━━ Información extraída

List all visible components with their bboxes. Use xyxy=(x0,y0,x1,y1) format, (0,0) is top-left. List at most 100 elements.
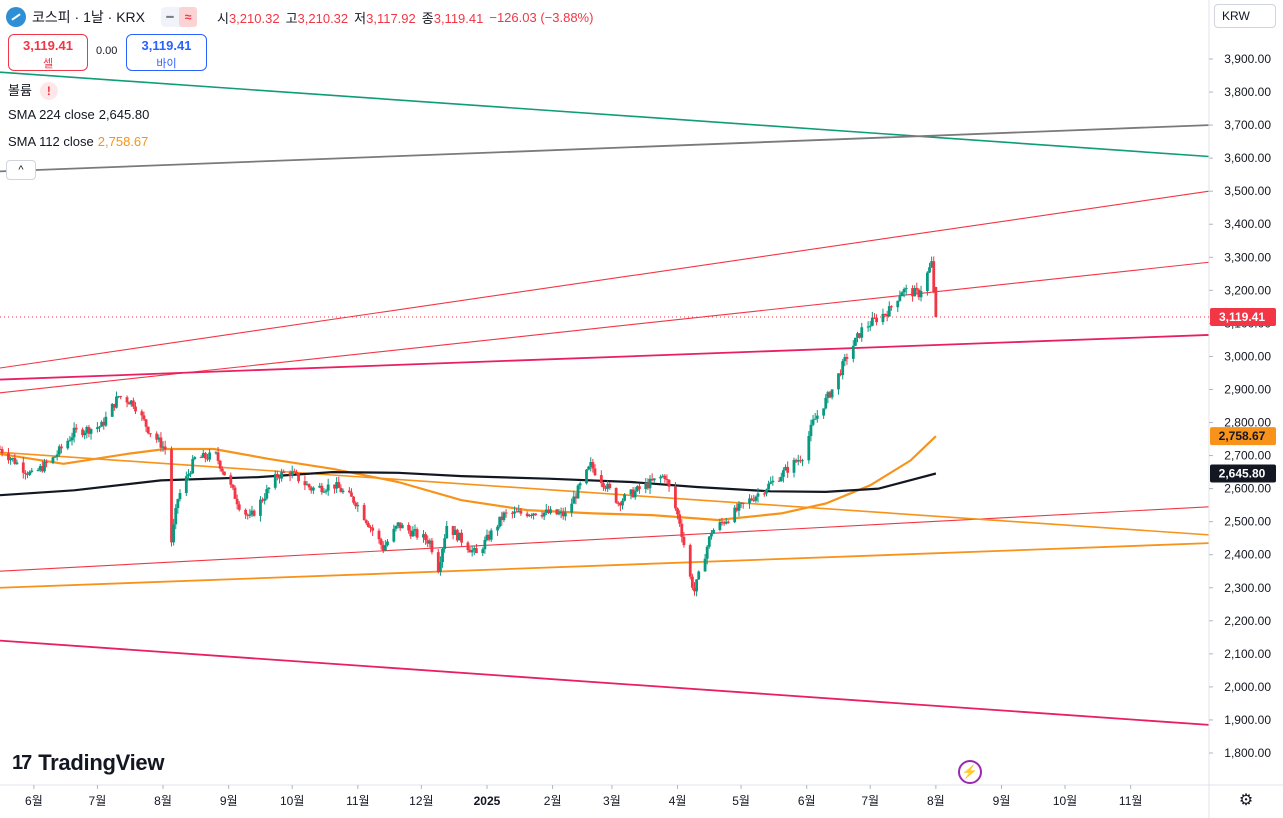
candle-body xyxy=(411,530,415,537)
sma224-indicator[interactable]: SMA 224 close 2,645.80 xyxy=(8,107,149,122)
candle-body xyxy=(297,473,300,482)
candle-body xyxy=(771,480,775,483)
candle-body xyxy=(697,571,701,580)
trendline-red-upper xyxy=(0,190,1210,369)
candle-body xyxy=(203,452,207,459)
sell-button[interactable]: 3,119.41 셀 xyxy=(8,34,88,71)
candle-body xyxy=(55,454,59,457)
ohlc-close: 종3,119.41 xyxy=(421,10,484,26)
candle-body xyxy=(362,505,366,521)
candle-body xyxy=(889,306,893,308)
sma224-value: 2,645.80 xyxy=(98,107,150,122)
candle-body xyxy=(148,433,152,435)
approx-icon[interactable]: ≈ xyxy=(178,7,197,27)
candle-body xyxy=(837,373,840,390)
candle-body xyxy=(248,514,252,516)
candle-body xyxy=(377,530,381,540)
currency-selector[interactable]: KRW xyxy=(1214,4,1276,28)
candle-body xyxy=(623,494,627,501)
candle-body xyxy=(741,502,745,504)
candle-body xyxy=(102,421,106,426)
price-tick-label: 2,400.00 xyxy=(1224,548,1271,562)
symbol-title[interactable]: 코스피 · 1날 · KRX xyxy=(32,9,145,25)
candle-body xyxy=(722,522,726,524)
candle-body xyxy=(881,313,885,323)
candle-body xyxy=(392,528,396,542)
time-tick-label: 8월 xyxy=(927,794,945,808)
warning-icon[interactable]: ! xyxy=(39,82,58,100)
candle-body xyxy=(680,523,684,537)
price-change: −126.03 (−3.88%) xyxy=(489,9,594,25)
candle-body xyxy=(146,426,150,434)
sma112-indicator[interactable]: SMA 112 close 2,758.67 xyxy=(8,134,148,149)
trendline-orange-upper xyxy=(0,451,1210,536)
candle-body xyxy=(570,503,574,513)
candle-body xyxy=(856,333,859,338)
lightning-event-icon[interactable]: ⚡ xyxy=(958,760,982,784)
spread-value: 0.00 xyxy=(96,45,118,57)
candle-body xyxy=(502,512,506,520)
chart-symbol-icon[interactable] xyxy=(6,7,26,27)
candle-body xyxy=(451,525,455,535)
candle-body xyxy=(930,261,934,268)
candle-body xyxy=(661,475,665,477)
candle-body xyxy=(144,419,148,427)
candle-body xyxy=(280,471,284,479)
candle-body xyxy=(134,406,137,412)
candle-body xyxy=(189,473,192,475)
candle-body xyxy=(70,437,74,441)
candle-body xyxy=(43,461,46,472)
candle-body xyxy=(676,508,679,515)
trendline-teal xyxy=(0,71,1210,158)
price-tick-label: 3,300.00 xyxy=(1224,250,1271,264)
collapse-legend-button[interactable]: ^ xyxy=(6,160,36,180)
candle-body xyxy=(828,392,832,398)
candle-body xyxy=(885,314,889,317)
candle-body xyxy=(663,475,667,479)
price-tick-label: 2,300.00 xyxy=(1224,581,1271,595)
candle-body xyxy=(934,286,938,317)
buy-button[interactable]: 3,119.41 바이 xyxy=(126,34,207,71)
candle-body xyxy=(735,507,739,511)
candle-body xyxy=(796,460,800,462)
price-tick-label: 2,900.00 xyxy=(1224,382,1271,396)
candle-body xyxy=(925,272,929,292)
candle-body xyxy=(261,499,264,501)
candle-body xyxy=(468,549,472,553)
candle-body xyxy=(561,511,565,517)
time-tick-label: 12월 xyxy=(409,794,433,808)
candle-body xyxy=(883,313,887,315)
candle-body xyxy=(591,462,595,469)
candle-body xyxy=(839,373,842,376)
candle-body xyxy=(170,449,173,543)
candle-body xyxy=(913,288,917,297)
candle-body xyxy=(703,558,707,572)
candle-body xyxy=(801,460,804,462)
candle-body xyxy=(28,471,32,475)
buy-label: 바이 xyxy=(156,58,177,70)
candle-body xyxy=(928,267,931,273)
candle-body xyxy=(356,505,360,507)
candle-body xyxy=(720,521,724,523)
tradingview-logo[interactable]: 17 TradingView xyxy=(12,750,164,776)
candle-body xyxy=(695,579,699,592)
volume-indicator[interactable]: 볼륨! xyxy=(8,80,58,100)
gear-icon[interactable]: ⚙ xyxy=(1238,792,1254,809)
time-tick-label: 2025 xyxy=(474,794,501,808)
candle-body xyxy=(896,300,900,308)
candle-body xyxy=(216,452,220,461)
price-tick-label: 2,200.00 xyxy=(1224,614,1271,628)
candle-body xyxy=(85,427,89,433)
candle-body xyxy=(578,483,582,486)
chart-mode-toggle[interactable]: ━ ≈ xyxy=(160,7,197,27)
candle-body xyxy=(824,397,828,409)
candle-body xyxy=(826,392,830,398)
minus-icon[interactable]: ━ xyxy=(166,10,174,24)
time-tick-label: 4월 xyxy=(669,794,687,808)
candle-body xyxy=(873,317,876,319)
candle-body xyxy=(633,490,637,498)
candle-body xyxy=(252,510,256,516)
price-tick-label: 2,600.00 xyxy=(1224,482,1271,496)
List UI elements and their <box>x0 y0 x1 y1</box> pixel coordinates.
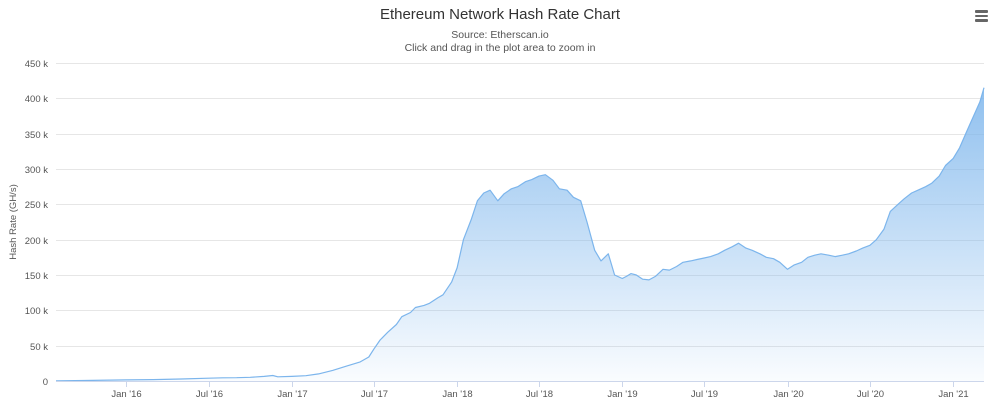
y-tick-label: 350 k <box>25 130 48 141</box>
x-tick-label: Jan '19 <box>607 389 637 400</box>
y-tick-label: 450 k <box>25 59 48 70</box>
chart-zoom-hint: Click and drag in the plot area to zoom … <box>404 41 596 54</box>
y-tick-label: 50 k <box>30 342 48 353</box>
x-tick-label: Jul '20 <box>857 389 884 400</box>
x-tick-label: Jul '16 <box>196 389 223 400</box>
chart-title: Ethereum Network Hash Rate Chart <box>379 6 621 23</box>
series-line <box>55 87 985 382</box>
chart-source: Source: Etherscan.io <box>451 29 549 41</box>
y-tick-label: 400 k <box>25 94 48 105</box>
x-tick-label: Jul '18 <box>526 389 553 400</box>
x-axis-ticks: Jan '16 Jul '16 Jan '17 Jul '17 Jan '18 Jul '… <box>111 381 969 400</box>
y-tick-label: 150 k <box>25 271 48 282</box>
y-axis-label: Hash Rate (GH/s) <box>8 184 19 260</box>
x-tick-label: Jul '17 <box>361 389 388 400</box>
x-tick-label: Jan '20 <box>773 389 803 400</box>
x-tick-label: Jan '21 <box>938 389 968 400</box>
y-tick-label: 0 <box>43 377 48 388</box>
hamburger-menu-icon[interactable] <box>970 6 992 26</box>
x-tick-label: Jan '18 <box>442 389 472 400</box>
chart-subtitle: Source: Etherscan.io Click and drag in t… <box>0 29 1000 54</box>
y-tick-label: 100 k <box>25 306 48 317</box>
y-tick-label: 300 k <box>25 165 48 176</box>
series-area-fill <box>56 87 984 381</box>
x-tick-label: Jan '16 <box>111 389 141 400</box>
x-tick-label: Jul '19 <box>691 389 718 400</box>
y-tick-label: 200 k <box>25 236 48 247</box>
x-tick-label: Jan '17 <box>277 389 307 400</box>
y-tick-label: 250 k <box>25 200 48 211</box>
series-area <box>55 87 985 382</box>
y-axis-ticks: 0 50 k 100 k 150 k 200 k 250 k 300 k 350 k 400 k… <box>25 59 48 388</box>
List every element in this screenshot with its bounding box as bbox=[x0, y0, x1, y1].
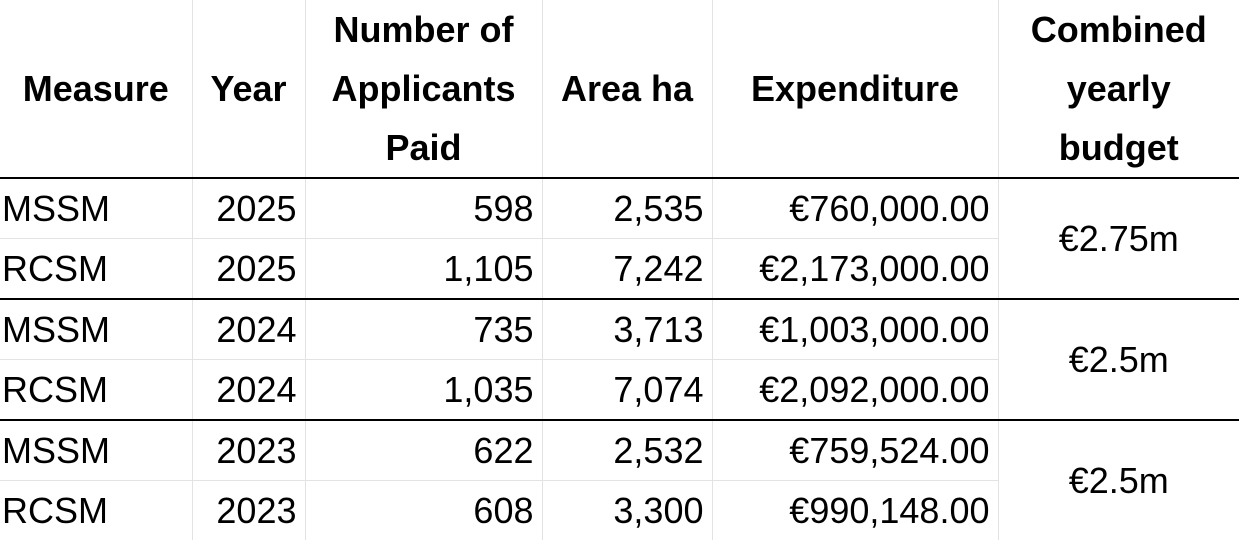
table-cell: 2025 bbox=[192, 178, 305, 239]
table-cell: 608 bbox=[305, 481, 542, 540]
table-cell: MSSM bbox=[0, 299, 192, 360]
table-cell: €2,173,000.00 bbox=[712, 239, 998, 300]
table-cell: 2024 bbox=[192, 299, 305, 360]
table-cell: 2023 bbox=[192, 481, 305, 540]
table-cell: 3,300 bbox=[542, 481, 712, 540]
header-cell: Measure bbox=[0, 0, 192, 178]
header-cell: Expenditure bbox=[712, 0, 998, 178]
table-cell: RCSM bbox=[0, 481, 192, 540]
table-header: Measure Year Number of Applicants Paid A… bbox=[0, 0, 1239, 178]
header-row: Measure Year Number of Applicants Paid A… bbox=[0, 0, 1239, 178]
table-cell: 1,035 bbox=[305, 360, 542, 421]
budget-cell: €2.5m bbox=[998, 420, 1239, 540]
table-cell: €759,524.00 bbox=[712, 420, 998, 481]
table-cell: 598 bbox=[305, 178, 542, 239]
table-cell: €2,092,000.00 bbox=[712, 360, 998, 421]
header-cell: Combined yearly budget bbox=[998, 0, 1239, 178]
table-cell: 7,074 bbox=[542, 360, 712, 421]
budget-cell: €2.75m bbox=[998, 178, 1239, 299]
table-cell: 3,713 bbox=[542, 299, 712, 360]
header-cell: Year bbox=[192, 0, 305, 178]
table-cell: 735 bbox=[305, 299, 542, 360]
table-cell: €990,148.00 bbox=[712, 481, 998, 540]
table-cell: 2,532 bbox=[542, 420, 712, 481]
table-cell: RCSM bbox=[0, 239, 192, 300]
table-cell: 622 bbox=[305, 420, 542, 481]
table-cell: 2025 bbox=[192, 239, 305, 300]
header-cell: Area ha bbox=[542, 0, 712, 178]
table-cell: 2,535 bbox=[542, 178, 712, 239]
table-cell: MSSM bbox=[0, 178, 192, 239]
table-cell: 7,242 bbox=[542, 239, 712, 300]
budget-cell: €2.5m bbox=[998, 299, 1239, 420]
table-cell: MSSM bbox=[0, 420, 192, 481]
table-cell: €760,000.00 bbox=[712, 178, 998, 239]
table-cell: €1,003,000.00 bbox=[712, 299, 998, 360]
table-cell: 1,105 bbox=[305, 239, 542, 300]
table-cell: 2023 bbox=[192, 420, 305, 481]
header-cell: Number of Applicants Paid bbox=[305, 0, 542, 178]
table-cell: RCSM bbox=[0, 360, 192, 421]
table-cell: 2024 bbox=[192, 360, 305, 421]
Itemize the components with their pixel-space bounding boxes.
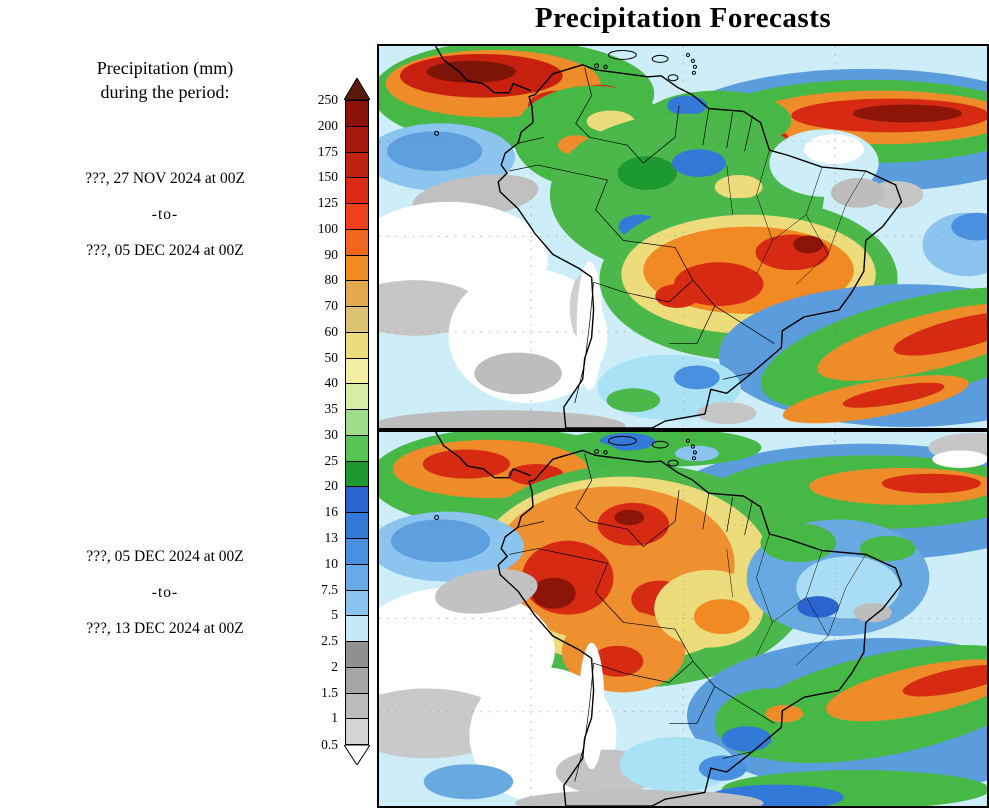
legend-header: Precipitation (mm) during the period:: [15, 56, 315, 105]
period-2-label: ???, 05 DEC 2024 at 00Z -to- ???, 13 DEC…: [15, 548, 315, 656]
colorbar-tick-label: 125: [317, 195, 338, 211]
colorbar-segment: 7.5: [321, 582, 369, 617]
colorbar-segment: 20: [325, 478, 369, 514]
colorbar-tick-label: 2: [331, 658, 338, 674]
colorbar-tick-label: 5: [331, 607, 338, 623]
forecast-map-week1: [377, 44, 989, 430]
colorbar-segment: 5: [331, 607, 369, 643]
colorbar-tick-label: 1: [331, 710, 338, 726]
colorbar-segment: 13: [325, 530, 369, 565]
coastline: [435, 432, 903, 806]
colorbar-segment: 25: [325, 453, 369, 488]
precipitation-colorbar: 250 200 175 150 125 100 90 80 70 60 50 40 35 30 25 20 16…: [318, 78, 370, 765]
colorbar-tick-label: 0.5: [321, 737, 338, 753]
colorbar-segment: 80: [325, 272, 369, 308]
colorbar-tick-label: 80: [324, 272, 339, 288]
colorbar-segment: 200: [318, 118, 369, 153]
state-borders: [726, 150, 867, 285]
colorbar-segment: 150: [318, 169, 369, 205]
period-1-separator: -to-: [151, 206, 179, 223]
colorbar-segment: 2: [331, 659, 369, 694]
colorbar-tick-label: 150: [317, 169, 338, 185]
colorbar-segment: 100: [318, 221, 369, 256]
colorbar-segment: 30: [325, 427, 369, 462]
coastline: [435, 46, 903, 428]
precipitation-field: [379, 46, 987, 428]
caribbean-islands: [434, 435, 698, 520]
colorbar-tick-label: 13: [324, 530, 339, 546]
colorbar-segment: 1 0.5: [321, 710, 369, 752]
colorbar-tick-label: 10: [324, 555, 339, 571]
period-2-end-date: ???, 13 DEC 2024 at 00Z: [86, 620, 244, 637]
precipitation-field: [379, 432, 987, 806]
colorbar-segment: 175: [318, 144, 369, 179]
colorbar-segment: 1.5: [321, 685, 369, 720]
colorbar-segment: 35: [325, 401, 369, 436]
colorbar-tick-label: 30: [324, 426, 339, 442]
forecast-map-week2-svg: [379, 432, 987, 806]
colorbar-tick-label: 2.5: [321, 633, 338, 649]
period-2-start-date: ???, 05 DEC 2024 at 00Z: [86, 548, 244, 565]
colorbar-tick-label: 7.5: [321, 581, 338, 597]
forecast-map-week2: [377, 430, 989, 808]
colorbar-segment: 2.5: [321, 633, 369, 668]
period-1-label: ???, 27 NOV 2024 at 00Z -to- ???, 05 DEC…: [15, 170, 315, 278]
colorbar-arrow-bottom: [344, 745, 370, 765]
colorbar-segment: 10: [325, 556, 369, 591]
colorbar-tick-label: 70: [324, 298, 339, 314]
period-1-end-date: ???, 05 DEC 2024 at 00Z: [86, 242, 244, 259]
colorbar-arrow-top: [344, 78, 370, 100]
colorbar-tick-label: 90: [324, 246, 339, 262]
colorbar-segment: 50: [325, 350, 369, 385]
period-1-start-date: ???, 27 NOV 2024 at 00Z: [85, 170, 245, 187]
colorbar-segment: 70: [325, 298, 369, 333]
page-title: Precipitation Forecasts: [534, 2, 832, 34]
forecast-map-week1-svg: [379, 46, 987, 428]
legend-header-line1: Precipitation (mm): [96, 58, 234, 78]
colorbar-tick-label: 200: [317, 117, 338, 133]
colorbar-tick-label: 60: [324, 323, 339, 339]
colorbar-tick-label: 20: [324, 478, 339, 494]
graticule: [379, 46, 987, 428]
colorbar-tick-label: 40: [324, 375, 339, 391]
colorbar-tick-label: 175: [317, 143, 338, 159]
colorbar-tick-label: 1.5: [321, 684, 338, 700]
colorbar-segments: 250 200 175 150 125 100 90 80 70 60 50 40 35 30 25 20 16…: [318, 92, 369, 752]
colorbar-tick-label: 100: [317, 220, 338, 236]
colorbar-tick-label: 50: [324, 349, 339, 365]
colorbar-tick-label: 35: [324, 401, 339, 417]
country-borders: [509, 453, 775, 782]
colorbar-segment: 90: [325, 247, 369, 282]
colorbar-segment: 60: [325, 324, 369, 359]
period-2-separator: -to-: [151, 584, 179, 601]
legend-header-line2: during the period:: [100, 82, 230, 103]
state-borders: [726, 533, 867, 666]
colorbar-segment: 125: [318, 195, 369, 230]
colorbar-tick-label: 16: [324, 504, 339, 520]
colorbar-segment: 40: [325, 375, 369, 411]
colorbar-segment: 16: [325, 504, 369, 540]
colorbar-tick-label: 250: [317, 92, 338, 107]
colorbar-segment: 250: [318, 92, 369, 127]
caribbean-islands: [434, 49, 698, 136]
graticule: [379, 432, 987, 806]
colorbar-tick-label: 25: [324, 452, 339, 468]
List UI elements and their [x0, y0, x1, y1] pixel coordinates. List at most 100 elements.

━━━━

Instrucción => Devuelve sin cambios las líneas del material que van desde la que contiene "candle-body xyxy=(411,530,415,537)" hasta la que contiene "warning-icon[interactable]: ! xyxy=(39,82,58,100)", ambas incluidas.

Respuesta =>
candle-body xyxy=(411,530,415,537)
sma224-indicator[interactable]: SMA 224 close 2,645.80 xyxy=(8,107,149,122)
candle-body xyxy=(297,473,300,482)
candle-body xyxy=(771,480,775,483)
candle-body xyxy=(697,571,701,580)
trendline-red-upper xyxy=(0,190,1210,369)
candle-body xyxy=(203,452,207,459)
sell-button[interactable]: 3,119.41 셀 xyxy=(8,34,88,71)
candle-body xyxy=(55,454,59,457)
ohlc-close: 종3,119.41 xyxy=(421,10,484,26)
candle-body xyxy=(362,505,366,521)
candle-body xyxy=(889,306,893,308)
sma224-value: 2,645.80 xyxy=(98,107,150,122)
candle-body xyxy=(148,433,152,435)
approx-icon[interactable]: ≈ xyxy=(178,7,197,27)
candle-body xyxy=(837,373,840,390)
candle-body xyxy=(248,514,252,516)
candle-body xyxy=(377,530,381,540)
currency-selector[interactable]: KRW xyxy=(1214,4,1276,28)
candle-body xyxy=(623,494,627,501)
candle-body xyxy=(741,502,745,504)
candle-body xyxy=(102,421,106,426)
price-tick-label: 2,400.00 xyxy=(1224,548,1271,562)
symbol-title[interactable]: 코스피 · 1날 · KRX xyxy=(32,9,145,25)
candle-body xyxy=(722,522,726,524)
candle-body xyxy=(881,313,885,323)
candle-body xyxy=(392,528,396,542)
time-tick-label: 8월 xyxy=(927,794,945,808)
warning-icon[interactable]: ! xyxy=(39,82,58,100)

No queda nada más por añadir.